Article:
## START
Writing Policies¶

A guardrails policy is a single YAML file that defines how your AI agents are governed. It is the source of truth for what agents can and cannot do.

This page is the complete reference. Read it once, then use it as a lookup.

File Structure¶

Every policy file has these top-level sections:

version: "1.0"              # Required. Always "1.0" for now.
metadata:                    # Optional. Who wrote this, when, why.
variables:                   # Optional. Shared values used in rules.
profiles:                    # Optional. Per-agent permission boundaries.
rules:                       # Required. The actual guardrail rules.
matchers:                    # Optional. Named pattern definitions.

Only version and rules are required. Everything else is optional.

Metadata¶

metadata:
  name: acme-corp-ai-policy
  description: AI agent governance policy for ACME Corporation
  author: compliance@acme.com

Metadata is for humans and audit logs. The engine doesn't use it for evaluation — it attaches it to audit entries so you can trace which policy version produced a decision.
## END
Source data:
## START
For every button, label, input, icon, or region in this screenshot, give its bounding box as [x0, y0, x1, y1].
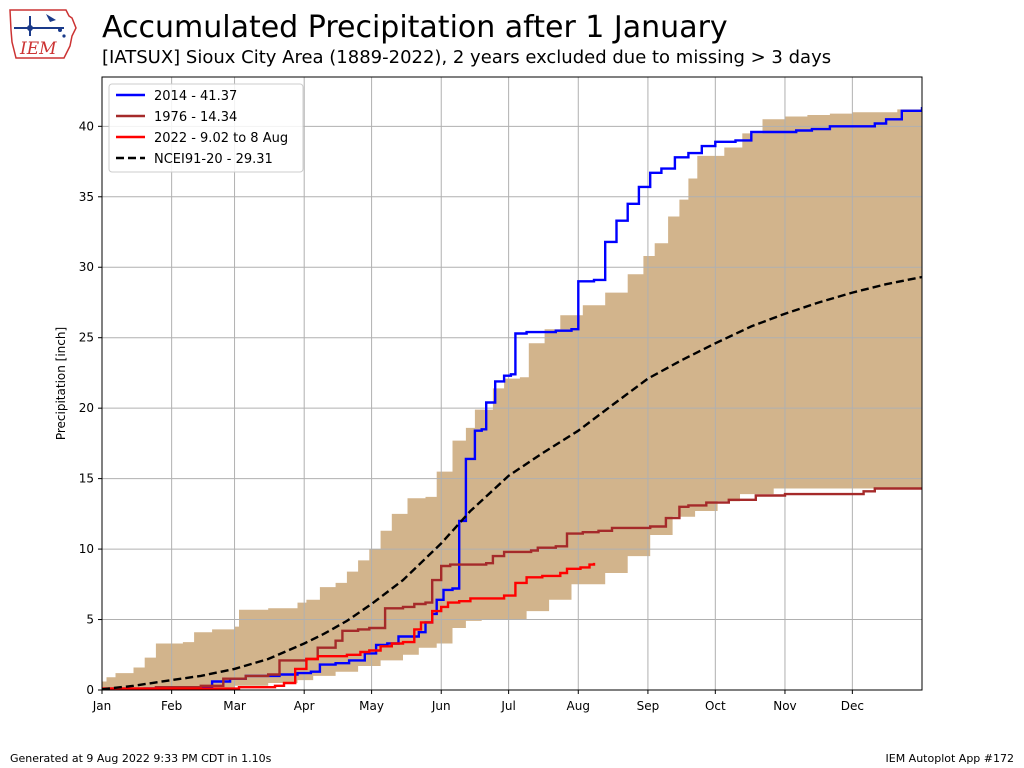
## END
Work to be completed:
Resume the guardrails policy reference after its last sentence. The listing plays no part in the task.

Answer to the exercise:
Field	Type	Description
`name`	string	Policy name. Shows in `guardrails inspect` and audit logs.
`description`	string	What this policy governs.
`author`	string	Who owns this policy.

Variables¶

Variables are shared values that rules reference with $variable_name. They keep your rules DRY and make it easy to update a value in one place.

variables:
  company_domain: "acme.com"
  sensitive_domains: ["finance", "legal", "hr"]
  max_actions_per_minute: 100

Use variables in when clauses:

rules:
  - name: external-email-check
    scope: action
    when: "recipient.domain != $company_domain"
    then: require_approval

Variables can be strings, numbers, booleans, or lists. They are substituted at evaluation time, not at parse time — so they work correctly with all operators including in.

# This works: checks if domain is in the list
when: "resource.domain in $sensitive_domains"

Profiles¶

Profiles define per-agent permission boundaries. They answer: "What is this agent allowed to do, and what is it absolutely forbidden from doing?"

profiles:
  default:
    default_tier: autonomous

  sales-agent:
    extends: default
    allow: [read_crm, draft_email, search_knowledge, schedule_meeting]
    deny: [commit_pricing, modify_contract, access_financials]

  finance-agent:
    extends: default
    default_tier: soft
    allow: [read_ledger, generate_report, read_invoices]
    deny: [approve_payment, modify_budget, wire_transfer]

Profile Fields¶

Field	Type	Default	Description
`extends`	string	`""`	Parent profile to inherit from.
`default_tier`	string	`"autonomous"`	Default approval tier for this agent. One of `autonomous`, `soft`, `strong`.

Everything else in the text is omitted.